[Material shown]
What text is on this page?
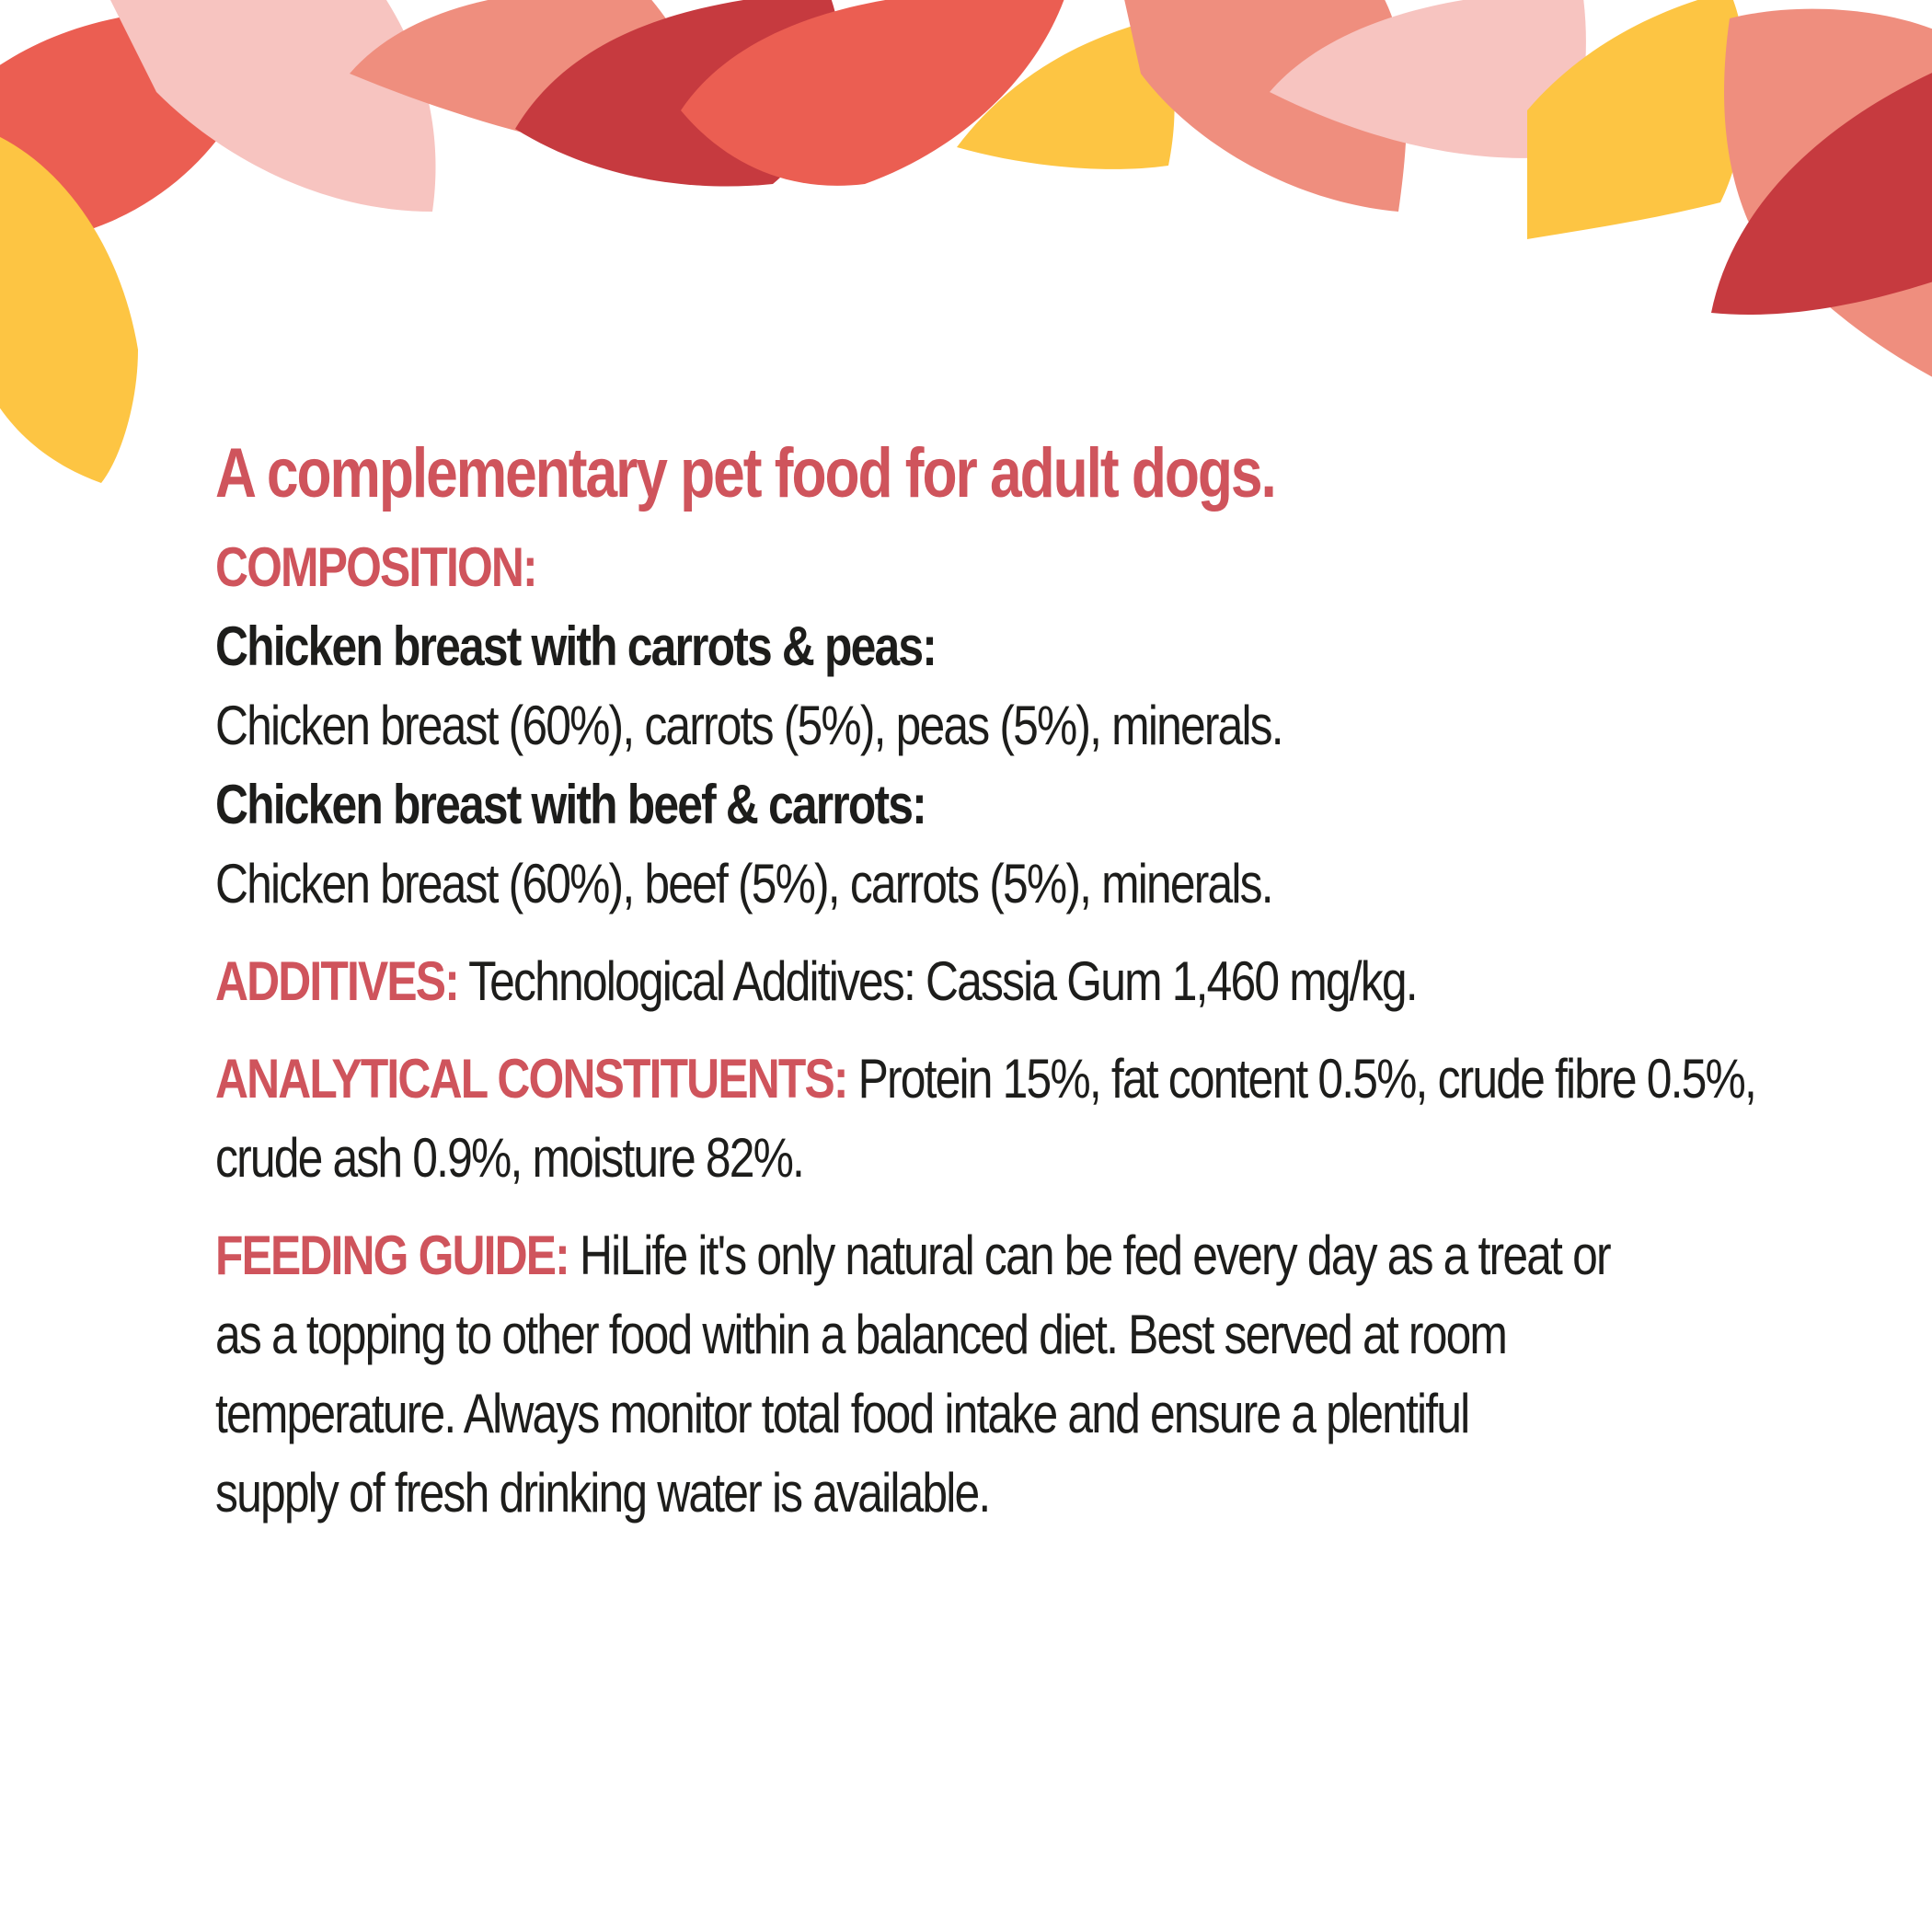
A complementary pet food for adult dogs.
COMPOSITION:
Chicken breast with carrots & peas:
Chicken breast (60%), carrots (5%), peas (5%), minerals.
Chicken breast with beef & carrots:
Chicken breast (60%), beef (5%), carrots (5%), minerals.
ADDITIVES: Technological Additives: Cassia Gum 1,460 mg/kg.
ANALYTICAL CONSTITUENTS: Protein 15%, fat content 0.5%, crude fibre 0.5%,
crude ash 0.9%, moisture 82%.
FEEDING GUIDE: HiLife it's only natural can be fed every day as a treat or
as a topping to other food within a balanced diet. Best served at room
temperature. Always monitor total food intake and ensure a plentiful
supply of fresh drinking water is available.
[/Material shown]
- _Exercise prompt_
Omit the pictures and reproduce the remaining material above exactly.

- _Answer below_
What text is on this page?
A complementary pet food for adult dogs.
COMPOSITION:
Chicken breast with carrots & peas:
Chicken breast (60%), carrots (5%), peas (5%), minerals.
Chicken breast with beef & carrots:
Chicken breast (60%), beef (5%), carrots (5%), minerals.
ADDITIVES: Technological Additives: Cassia Gum 1,460 mg/kg.
ANALYTICAL CONSTITUENTS: Protein 15%, fat content 0.5%, crude fibre 0.5%,
crude ash 0.9%, moisture 82%.
FEEDING GUIDE: HiLife it's only natural can be fed every day as a treat or
as a topping to other food within a balanced diet. Best served at room
temperature. Always monitor total food intake and ensure a plentiful
supply of fresh drinking water is available.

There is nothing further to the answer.